--- BEGIN Available data ---

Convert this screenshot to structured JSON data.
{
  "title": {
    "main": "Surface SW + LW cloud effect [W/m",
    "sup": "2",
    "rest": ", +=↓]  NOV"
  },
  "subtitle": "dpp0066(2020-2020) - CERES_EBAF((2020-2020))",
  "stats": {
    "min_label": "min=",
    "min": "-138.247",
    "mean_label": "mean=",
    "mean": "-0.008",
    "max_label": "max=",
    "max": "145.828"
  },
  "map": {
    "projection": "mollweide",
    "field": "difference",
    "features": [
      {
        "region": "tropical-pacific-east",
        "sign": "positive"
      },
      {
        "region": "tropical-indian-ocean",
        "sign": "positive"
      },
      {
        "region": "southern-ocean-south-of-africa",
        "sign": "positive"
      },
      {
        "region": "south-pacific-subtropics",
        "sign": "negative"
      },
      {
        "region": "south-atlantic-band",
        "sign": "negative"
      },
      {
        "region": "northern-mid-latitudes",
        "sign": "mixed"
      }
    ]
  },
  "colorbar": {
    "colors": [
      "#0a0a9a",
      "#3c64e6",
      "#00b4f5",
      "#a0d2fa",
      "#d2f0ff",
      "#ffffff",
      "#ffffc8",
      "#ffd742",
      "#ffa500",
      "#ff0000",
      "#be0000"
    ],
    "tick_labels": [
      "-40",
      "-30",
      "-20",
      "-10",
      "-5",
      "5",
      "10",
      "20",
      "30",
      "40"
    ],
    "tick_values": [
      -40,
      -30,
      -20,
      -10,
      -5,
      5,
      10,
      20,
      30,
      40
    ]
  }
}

--- END Available data ---

### Work required
Reproduce the listing in full. Keep it exactly as written.

### Solution for this exercise
Convert this screenshot to structured JSON data.
{
  "title": {
    "main": "Surface SW + LW cloud effect [W/m",
    "sup": "2",
    "rest": ", +=↓]  NOV"
  },
  "subtitle": "dpp0066(2020-2020) - CERES_EBAF((2020-2020))",
  "stats": {
    "min_label": "min=",
    "min": "-138.247",
    "mean_label": "mean=",
    "mean": "-0.008",
    "max_label": "max=",
    "max": "145.828"
  },
  "map": {
    "projection": "mollweide",
    "field": "difference",
    "features": [
      {
        "region": "tropical-pacific-east",
        "sign": "positive"
      },
      {
        "region": "tropical-indian-ocean",
        "sign": "positive"
      },
      {
        "region": "southern-ocean-south-of-africa",
        "sign": "positive"
      },
      {
        "region": "south-pacific-subtropics",
        "sign": "negative"
      },
      {
        "region": "south-atlantic-band",
        "sign": "negative"
      },
      {
        "region": "northern-mid-latitudes",
        "sign": "mixed"
      }
    ]
  },
  "colorbar": {
    "colors": [
      "#0a0a9a",
      "#3c64e6",
      "#00b4f5",
      "#a0d2fa",
      "#d2f0ff",
      "#ffffff",
      "#ffffc8",
      "#ffd742",
      "#ffa500",
      "#ff0000",
      "#be0000"
    ],
    "tick_labels": [
      "-40",
      "-30",
      "-20",
      "-10",
      "-5",
      "5",
      "10",
      "20",
      "30",
      "40"
    ],
    "tick_values": [
      -40,
      -30,
      -20,
      -10,
      -5,
      5,
      10,
      20,
      30,
      40
    ]
  }
}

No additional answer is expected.